====== DATA FOR THIS TASK ======

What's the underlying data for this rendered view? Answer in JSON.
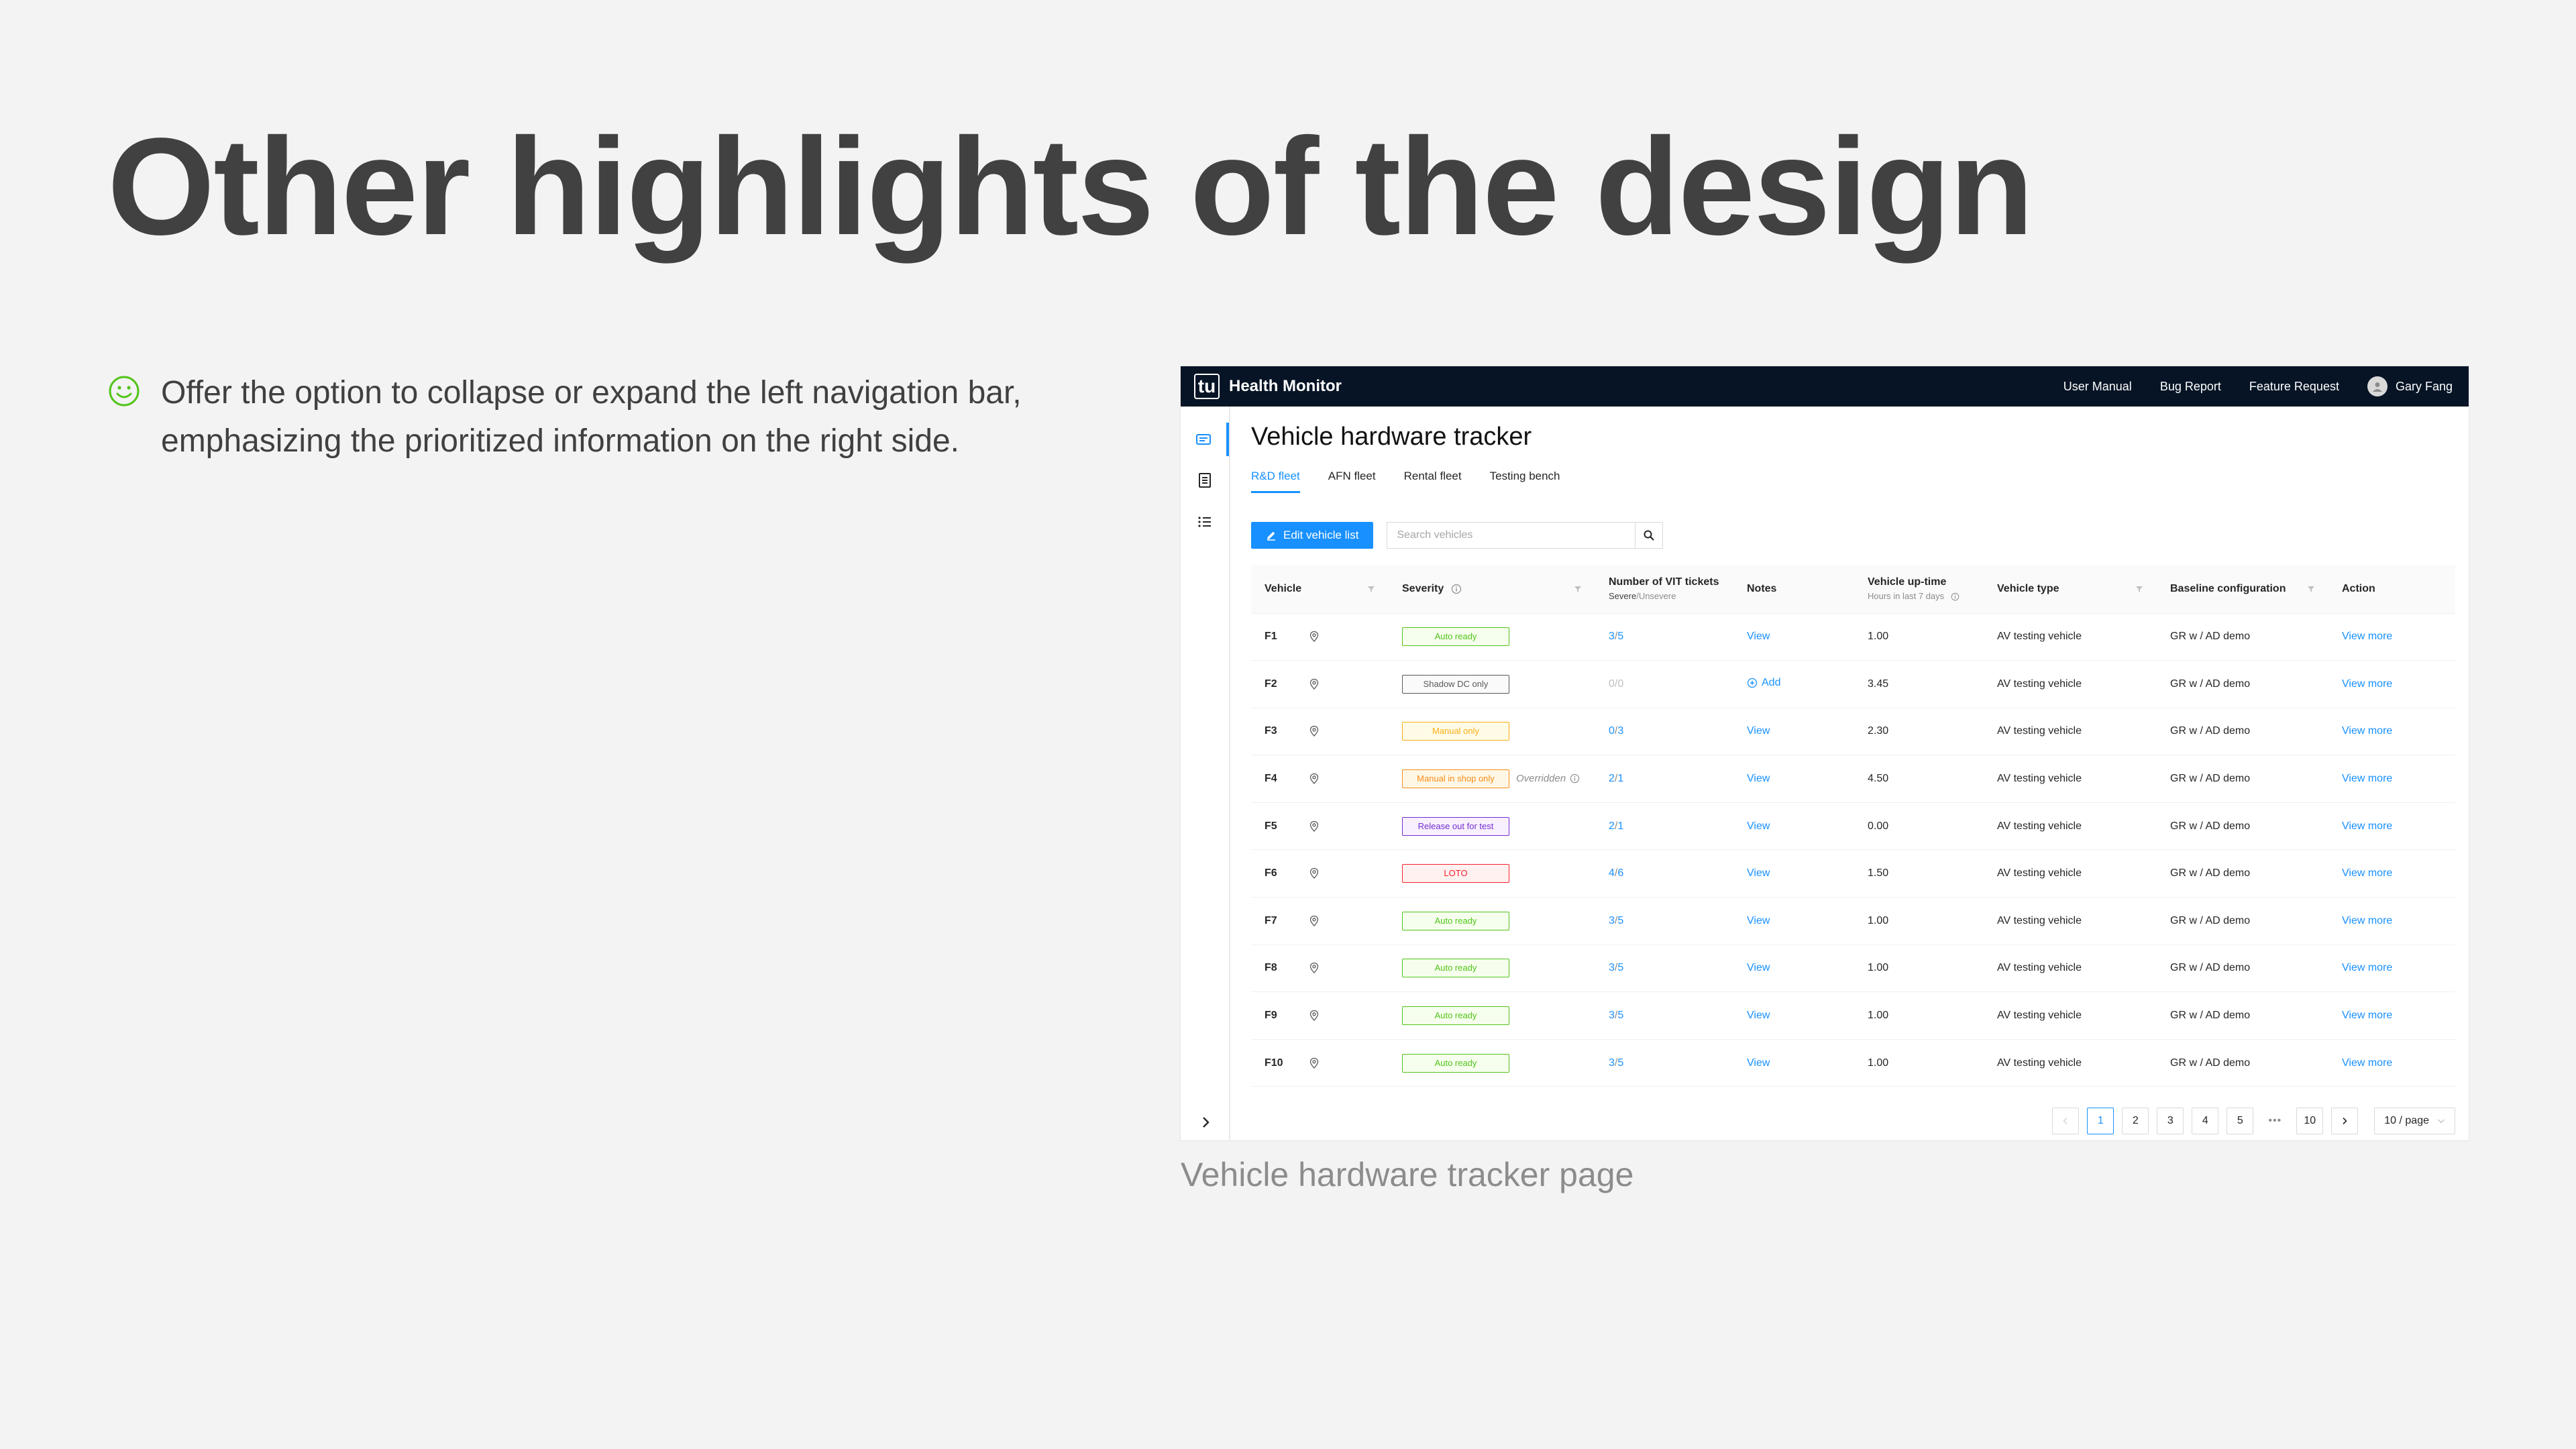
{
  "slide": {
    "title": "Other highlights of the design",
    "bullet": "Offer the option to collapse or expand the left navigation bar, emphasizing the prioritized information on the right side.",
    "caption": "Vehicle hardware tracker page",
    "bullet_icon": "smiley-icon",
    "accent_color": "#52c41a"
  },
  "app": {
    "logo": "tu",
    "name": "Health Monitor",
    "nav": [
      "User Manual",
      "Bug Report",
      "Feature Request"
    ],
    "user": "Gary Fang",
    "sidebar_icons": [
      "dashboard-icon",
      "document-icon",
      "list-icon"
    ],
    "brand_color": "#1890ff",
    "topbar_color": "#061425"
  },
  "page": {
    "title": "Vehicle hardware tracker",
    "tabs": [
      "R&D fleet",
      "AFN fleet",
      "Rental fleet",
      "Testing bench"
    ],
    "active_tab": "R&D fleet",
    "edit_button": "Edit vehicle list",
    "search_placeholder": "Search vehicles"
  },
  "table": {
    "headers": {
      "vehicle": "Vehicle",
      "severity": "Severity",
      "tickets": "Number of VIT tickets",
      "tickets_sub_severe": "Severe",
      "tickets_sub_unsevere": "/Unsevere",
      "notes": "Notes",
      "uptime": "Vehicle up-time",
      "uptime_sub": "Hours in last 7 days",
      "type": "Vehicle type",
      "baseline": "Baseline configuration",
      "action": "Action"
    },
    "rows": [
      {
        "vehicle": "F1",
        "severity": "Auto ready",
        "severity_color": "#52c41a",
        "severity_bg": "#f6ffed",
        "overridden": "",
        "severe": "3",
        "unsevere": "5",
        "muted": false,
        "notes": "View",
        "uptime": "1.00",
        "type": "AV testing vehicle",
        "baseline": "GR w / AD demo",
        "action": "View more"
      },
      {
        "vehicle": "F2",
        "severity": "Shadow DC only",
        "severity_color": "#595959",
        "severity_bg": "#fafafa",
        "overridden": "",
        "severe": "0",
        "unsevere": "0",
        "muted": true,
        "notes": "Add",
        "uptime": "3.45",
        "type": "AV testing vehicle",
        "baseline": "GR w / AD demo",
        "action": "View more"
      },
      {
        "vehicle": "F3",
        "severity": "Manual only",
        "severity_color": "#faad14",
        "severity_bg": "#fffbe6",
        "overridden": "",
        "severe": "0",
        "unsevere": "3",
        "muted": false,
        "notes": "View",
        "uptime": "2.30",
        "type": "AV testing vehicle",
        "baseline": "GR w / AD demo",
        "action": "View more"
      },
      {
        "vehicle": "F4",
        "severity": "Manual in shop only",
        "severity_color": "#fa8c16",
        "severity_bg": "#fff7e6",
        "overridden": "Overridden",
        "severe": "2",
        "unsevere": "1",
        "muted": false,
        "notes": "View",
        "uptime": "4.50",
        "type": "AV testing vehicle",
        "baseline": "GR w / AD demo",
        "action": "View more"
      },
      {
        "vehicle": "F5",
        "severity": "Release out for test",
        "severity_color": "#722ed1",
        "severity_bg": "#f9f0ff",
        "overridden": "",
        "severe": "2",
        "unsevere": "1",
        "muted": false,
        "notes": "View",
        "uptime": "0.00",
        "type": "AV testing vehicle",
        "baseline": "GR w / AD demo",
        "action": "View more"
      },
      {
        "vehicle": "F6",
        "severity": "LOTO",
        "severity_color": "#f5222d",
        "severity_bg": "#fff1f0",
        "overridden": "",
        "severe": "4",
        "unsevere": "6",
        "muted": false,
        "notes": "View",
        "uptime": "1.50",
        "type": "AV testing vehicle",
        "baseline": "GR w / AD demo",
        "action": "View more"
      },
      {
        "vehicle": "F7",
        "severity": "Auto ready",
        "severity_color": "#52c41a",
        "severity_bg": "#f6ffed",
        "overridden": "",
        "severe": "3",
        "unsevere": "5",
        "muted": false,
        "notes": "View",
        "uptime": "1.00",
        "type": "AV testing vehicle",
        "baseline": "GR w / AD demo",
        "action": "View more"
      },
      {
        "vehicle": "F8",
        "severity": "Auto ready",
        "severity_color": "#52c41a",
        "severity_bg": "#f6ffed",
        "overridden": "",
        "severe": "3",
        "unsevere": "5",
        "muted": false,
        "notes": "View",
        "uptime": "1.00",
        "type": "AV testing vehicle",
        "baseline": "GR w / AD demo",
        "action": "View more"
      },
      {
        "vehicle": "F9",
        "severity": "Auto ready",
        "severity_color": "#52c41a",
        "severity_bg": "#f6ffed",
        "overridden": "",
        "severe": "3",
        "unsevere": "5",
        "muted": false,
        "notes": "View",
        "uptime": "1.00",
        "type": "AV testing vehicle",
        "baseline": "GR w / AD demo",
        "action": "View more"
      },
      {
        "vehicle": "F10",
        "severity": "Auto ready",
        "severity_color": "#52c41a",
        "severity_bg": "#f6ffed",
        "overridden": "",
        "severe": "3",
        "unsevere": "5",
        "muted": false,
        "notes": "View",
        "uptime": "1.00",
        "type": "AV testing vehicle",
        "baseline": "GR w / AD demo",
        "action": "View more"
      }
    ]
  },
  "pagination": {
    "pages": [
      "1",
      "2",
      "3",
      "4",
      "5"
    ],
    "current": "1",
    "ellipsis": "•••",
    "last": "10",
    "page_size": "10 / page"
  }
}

======
====== DATA FOR THIS TASK ======

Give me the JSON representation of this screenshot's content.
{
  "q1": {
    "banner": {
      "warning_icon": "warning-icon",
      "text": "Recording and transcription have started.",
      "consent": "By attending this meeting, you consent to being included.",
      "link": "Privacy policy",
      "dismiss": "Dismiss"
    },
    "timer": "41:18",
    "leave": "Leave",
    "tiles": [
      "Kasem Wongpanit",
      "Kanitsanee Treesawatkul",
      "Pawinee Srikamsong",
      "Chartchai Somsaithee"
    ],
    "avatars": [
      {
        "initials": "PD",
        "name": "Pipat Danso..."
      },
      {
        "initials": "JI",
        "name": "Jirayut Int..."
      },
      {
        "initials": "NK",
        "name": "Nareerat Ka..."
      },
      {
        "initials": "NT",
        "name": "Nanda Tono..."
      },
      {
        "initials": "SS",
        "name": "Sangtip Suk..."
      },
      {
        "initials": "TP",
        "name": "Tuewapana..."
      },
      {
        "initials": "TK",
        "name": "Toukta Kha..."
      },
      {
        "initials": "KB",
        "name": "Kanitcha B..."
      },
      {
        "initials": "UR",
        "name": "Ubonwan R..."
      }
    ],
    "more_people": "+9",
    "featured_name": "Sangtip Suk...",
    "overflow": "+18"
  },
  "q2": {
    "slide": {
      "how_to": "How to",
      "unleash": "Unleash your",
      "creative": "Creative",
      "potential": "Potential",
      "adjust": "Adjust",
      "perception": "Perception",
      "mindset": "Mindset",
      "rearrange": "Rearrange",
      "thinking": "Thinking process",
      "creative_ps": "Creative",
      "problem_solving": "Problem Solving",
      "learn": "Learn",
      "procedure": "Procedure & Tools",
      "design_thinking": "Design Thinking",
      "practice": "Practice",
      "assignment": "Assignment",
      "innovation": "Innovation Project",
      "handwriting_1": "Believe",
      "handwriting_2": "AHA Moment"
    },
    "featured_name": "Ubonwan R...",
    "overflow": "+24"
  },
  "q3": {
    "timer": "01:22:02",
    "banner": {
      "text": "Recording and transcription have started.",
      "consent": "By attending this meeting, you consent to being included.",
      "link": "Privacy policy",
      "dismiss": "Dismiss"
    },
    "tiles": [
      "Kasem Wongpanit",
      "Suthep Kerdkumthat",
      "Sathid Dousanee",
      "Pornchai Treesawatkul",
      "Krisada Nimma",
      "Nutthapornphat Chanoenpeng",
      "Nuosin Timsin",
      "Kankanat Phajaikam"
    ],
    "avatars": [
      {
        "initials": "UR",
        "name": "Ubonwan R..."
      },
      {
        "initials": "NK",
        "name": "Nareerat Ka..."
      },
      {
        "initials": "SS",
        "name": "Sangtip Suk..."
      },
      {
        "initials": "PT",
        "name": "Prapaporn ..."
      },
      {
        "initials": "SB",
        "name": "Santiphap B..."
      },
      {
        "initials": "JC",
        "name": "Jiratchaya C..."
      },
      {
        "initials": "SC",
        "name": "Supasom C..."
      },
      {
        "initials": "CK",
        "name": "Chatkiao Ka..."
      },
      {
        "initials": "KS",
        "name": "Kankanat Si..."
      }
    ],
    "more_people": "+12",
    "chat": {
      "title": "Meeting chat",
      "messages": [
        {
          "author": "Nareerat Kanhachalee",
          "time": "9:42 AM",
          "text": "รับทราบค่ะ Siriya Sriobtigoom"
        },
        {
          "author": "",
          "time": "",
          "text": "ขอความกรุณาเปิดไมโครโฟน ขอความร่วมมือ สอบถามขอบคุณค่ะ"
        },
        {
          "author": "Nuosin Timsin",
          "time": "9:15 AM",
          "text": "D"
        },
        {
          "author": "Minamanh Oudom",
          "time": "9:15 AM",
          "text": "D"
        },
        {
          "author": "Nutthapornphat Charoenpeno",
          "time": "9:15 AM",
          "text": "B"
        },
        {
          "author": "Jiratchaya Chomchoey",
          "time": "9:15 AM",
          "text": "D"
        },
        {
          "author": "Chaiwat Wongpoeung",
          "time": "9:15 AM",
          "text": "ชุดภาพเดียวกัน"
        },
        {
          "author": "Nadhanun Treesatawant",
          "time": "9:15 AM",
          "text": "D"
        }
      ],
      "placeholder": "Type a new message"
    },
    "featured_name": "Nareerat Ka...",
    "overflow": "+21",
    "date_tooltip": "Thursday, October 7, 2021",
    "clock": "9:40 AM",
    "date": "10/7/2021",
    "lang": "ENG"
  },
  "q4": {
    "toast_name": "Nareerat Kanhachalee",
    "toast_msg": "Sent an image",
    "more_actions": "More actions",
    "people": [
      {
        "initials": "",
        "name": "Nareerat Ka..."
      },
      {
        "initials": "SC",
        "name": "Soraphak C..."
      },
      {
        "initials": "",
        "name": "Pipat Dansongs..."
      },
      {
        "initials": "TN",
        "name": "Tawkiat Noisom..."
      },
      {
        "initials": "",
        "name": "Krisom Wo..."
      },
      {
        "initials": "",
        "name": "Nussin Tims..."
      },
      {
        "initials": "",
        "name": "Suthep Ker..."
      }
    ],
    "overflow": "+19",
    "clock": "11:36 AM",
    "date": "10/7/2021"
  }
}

======

Using the entries above, return each line that includes the word "Kankanat".

      "Kankanat Phajaikam"
        "name": "Kankanat Si..."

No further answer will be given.